### Task to complete
Write out the records below word for word, please.

A block of data
>> Start

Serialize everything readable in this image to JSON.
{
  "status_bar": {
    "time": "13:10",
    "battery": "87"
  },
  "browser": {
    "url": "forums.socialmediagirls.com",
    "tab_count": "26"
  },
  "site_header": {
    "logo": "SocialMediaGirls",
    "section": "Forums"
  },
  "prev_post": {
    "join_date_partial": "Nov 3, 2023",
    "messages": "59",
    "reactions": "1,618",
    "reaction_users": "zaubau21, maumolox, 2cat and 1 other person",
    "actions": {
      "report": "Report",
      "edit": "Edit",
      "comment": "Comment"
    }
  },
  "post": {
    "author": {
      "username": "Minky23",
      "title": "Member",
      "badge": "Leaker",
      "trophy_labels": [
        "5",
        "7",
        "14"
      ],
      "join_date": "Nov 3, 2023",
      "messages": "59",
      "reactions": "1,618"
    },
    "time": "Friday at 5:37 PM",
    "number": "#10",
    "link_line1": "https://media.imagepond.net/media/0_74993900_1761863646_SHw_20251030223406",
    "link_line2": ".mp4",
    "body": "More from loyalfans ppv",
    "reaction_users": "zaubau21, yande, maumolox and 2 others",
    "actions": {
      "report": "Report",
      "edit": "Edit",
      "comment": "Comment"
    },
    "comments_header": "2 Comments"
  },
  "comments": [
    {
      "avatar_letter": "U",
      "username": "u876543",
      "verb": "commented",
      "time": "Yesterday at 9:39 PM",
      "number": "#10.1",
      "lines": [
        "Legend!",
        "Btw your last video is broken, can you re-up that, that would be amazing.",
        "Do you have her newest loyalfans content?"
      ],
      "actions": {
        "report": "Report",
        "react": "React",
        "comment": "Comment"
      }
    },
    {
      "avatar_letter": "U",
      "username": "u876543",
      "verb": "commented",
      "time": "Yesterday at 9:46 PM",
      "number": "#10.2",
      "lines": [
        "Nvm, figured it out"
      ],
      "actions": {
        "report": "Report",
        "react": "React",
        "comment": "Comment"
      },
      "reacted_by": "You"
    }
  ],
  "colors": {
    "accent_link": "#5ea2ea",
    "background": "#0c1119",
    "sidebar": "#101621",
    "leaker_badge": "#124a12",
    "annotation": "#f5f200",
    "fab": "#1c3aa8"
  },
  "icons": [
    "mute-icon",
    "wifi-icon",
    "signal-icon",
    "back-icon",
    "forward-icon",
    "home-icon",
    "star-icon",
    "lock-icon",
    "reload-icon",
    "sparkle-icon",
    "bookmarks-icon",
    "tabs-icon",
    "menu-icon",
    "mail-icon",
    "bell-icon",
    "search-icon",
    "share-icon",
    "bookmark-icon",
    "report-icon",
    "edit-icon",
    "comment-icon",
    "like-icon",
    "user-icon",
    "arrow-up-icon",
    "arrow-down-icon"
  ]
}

>> End

### Answer
Serialize everything readable in this image to JSON.
{
  "status_bar": {
    "time": "13:10",
    "battery": "87"
  },
  "browser": {
    "url": "forums.socialmediagirls.com",
    "tab_count": "26"
  },
  "site_header": {
    "logo": "SocialMediaGirls",
    "section": "Forums"
  },
  "prev_post": {
    "join_date_partial": "Nov 3, 2023",
    "messages": "59",
    "reactions": "1,618",
    "reaction_users": "zaubau21, maumolox, 2cat and 1 other person",
    "actions": {
      "report": "Report",
      "edit": "Edit",
      "comment": "Comment"
    }
  },
  "post": {
    "author": {
      "username": "Minky23",
      "title": "Member",
      "badge": "Leaker",
      "trophy_labels": [
        "5",
        "7",
        "14"
      ],
      "join_date": "Nov 3, 2023",
      "messages": "59",
      "reactions": "1,618"
    },
    "time": "Friday at 5:37 PM",
    "number": "#10",
    "link_line1": "https://media.imagepond.net/media/0_74993900_1761863646_SHw_20251030223406",
    "link_line2": ".mp4",
    "body": "More from loyalfans ppv",
    "reaction_users": "zaubau21, yande, maumolox and 2 others",
    "actions": {
      "report": "Report",
      "edit": "Edit",
      "comment": "Comment"
    },
    "comments_header": "2 Comments"
  },
  "comments": [
    {
      "avatar_letter": "U",
      "username": "u876543",
      "verb": "commented",
      "time": "Yesterday at 9:39 PM",
      "number": "#10.1",
      "lines": [
        "Legend!",
        "Btw your last video is broken, can you re-up that, that would be amazing.",
        "Do you have her newest loyalfans content?"
      ],
      "actions": {
        "report": "Report",
        "react": "React",
        "comment": "Comment"
      }
    },
    {
      "avatar_letter": "U",
      "username": "u876543",
      "verb": "commented",
      "time": "Yesterday at 9:46 PM",
      "number": "#10.2",
      "lines": [
        "Nvm, figured it out"
      ],
      "actions": {
        "report": "Report",
        "react": "React",
        "comment": "Comment"
      },
      "reacted_by": "You"
    }
  ],
  "colors": {
    "accent_link": "#5ea2ea",
    "background": "#0c1119",
    "sidebar": "#101621",
    "leaker_badge": "#124a12",
    "annotation": "#f5f200",
    "fab": "#1c3aa8"
  },
  "icons": [
    "mute-icon",
    "wifi-icon",
    "signal-icon",
    "back-icon",
    "forward-icon",
    "home-icon",
    "star-icon",
    "lock-icon",
    "reload-icon",
    "sparkle-icon",
    "bookmarks-icon",
    "tabs-icon",
    "menu-icon",
    "mail-icon",
    "bell-icon",
    "search-icon",
    "share-icon",
    "bookmark-icon",
    "report-icon",
    "edit-icon",
    "comment-icon",
    "like-icon",
    "user-icon",
    "arrow-up-icon",
    "arrow-down-icon"
  ]
}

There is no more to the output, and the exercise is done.